(Records from a collection)

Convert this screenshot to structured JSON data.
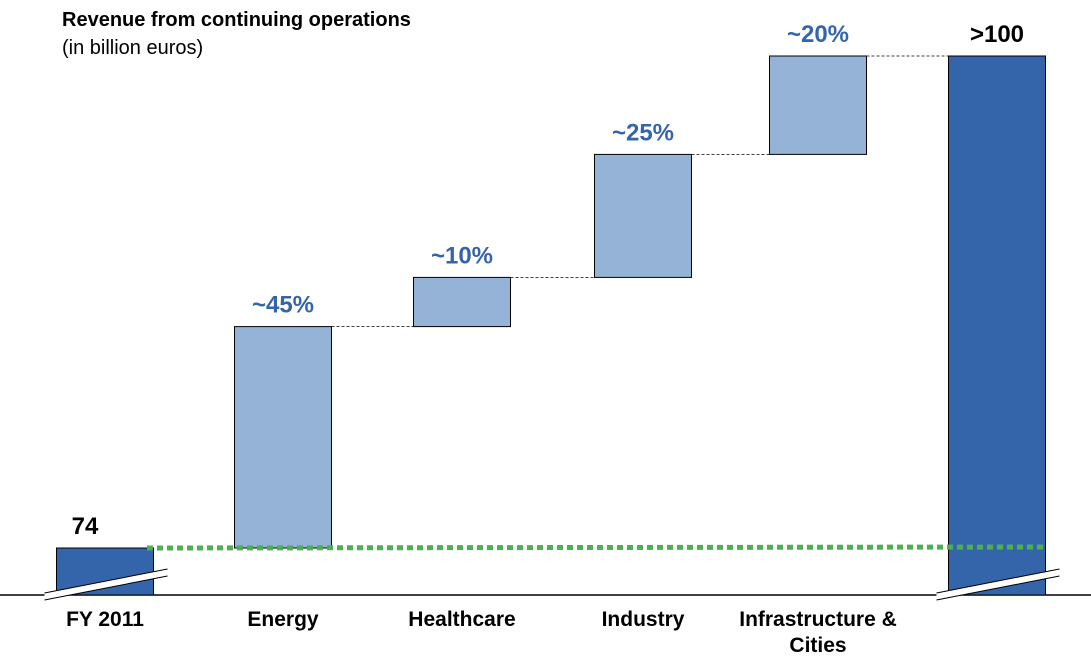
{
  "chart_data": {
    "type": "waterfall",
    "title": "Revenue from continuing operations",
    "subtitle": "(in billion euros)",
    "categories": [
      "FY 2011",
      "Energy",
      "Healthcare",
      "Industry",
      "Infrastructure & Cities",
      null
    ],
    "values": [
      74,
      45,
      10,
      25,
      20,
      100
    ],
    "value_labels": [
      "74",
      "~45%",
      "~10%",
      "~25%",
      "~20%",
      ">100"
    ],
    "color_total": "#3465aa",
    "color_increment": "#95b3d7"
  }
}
==
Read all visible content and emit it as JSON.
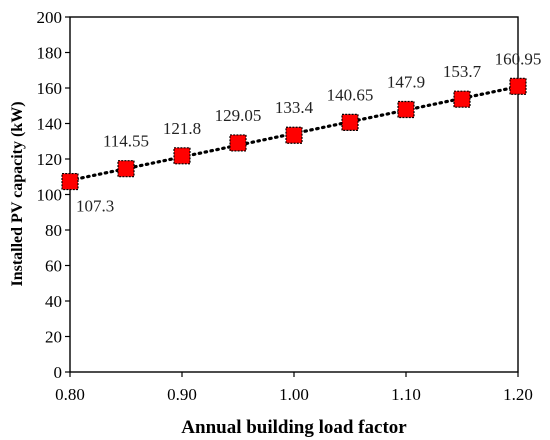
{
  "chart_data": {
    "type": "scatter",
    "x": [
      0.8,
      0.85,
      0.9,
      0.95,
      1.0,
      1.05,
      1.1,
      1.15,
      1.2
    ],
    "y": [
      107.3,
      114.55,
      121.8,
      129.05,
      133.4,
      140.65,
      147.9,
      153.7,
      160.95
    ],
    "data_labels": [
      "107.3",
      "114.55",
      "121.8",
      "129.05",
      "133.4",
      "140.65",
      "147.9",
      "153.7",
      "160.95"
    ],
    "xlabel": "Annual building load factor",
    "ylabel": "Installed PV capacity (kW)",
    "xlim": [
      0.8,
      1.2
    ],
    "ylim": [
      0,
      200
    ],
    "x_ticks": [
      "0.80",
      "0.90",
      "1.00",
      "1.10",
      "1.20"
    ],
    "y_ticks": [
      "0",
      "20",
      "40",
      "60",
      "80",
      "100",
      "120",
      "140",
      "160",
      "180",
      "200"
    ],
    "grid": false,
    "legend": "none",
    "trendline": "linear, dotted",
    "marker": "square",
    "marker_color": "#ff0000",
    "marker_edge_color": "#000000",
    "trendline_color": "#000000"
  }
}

WHAT NEEDS TO BE DONE
What is the number of lines that hold the string "JSON"? Give it alone.

RESPONSE TO THE EXERCISE
2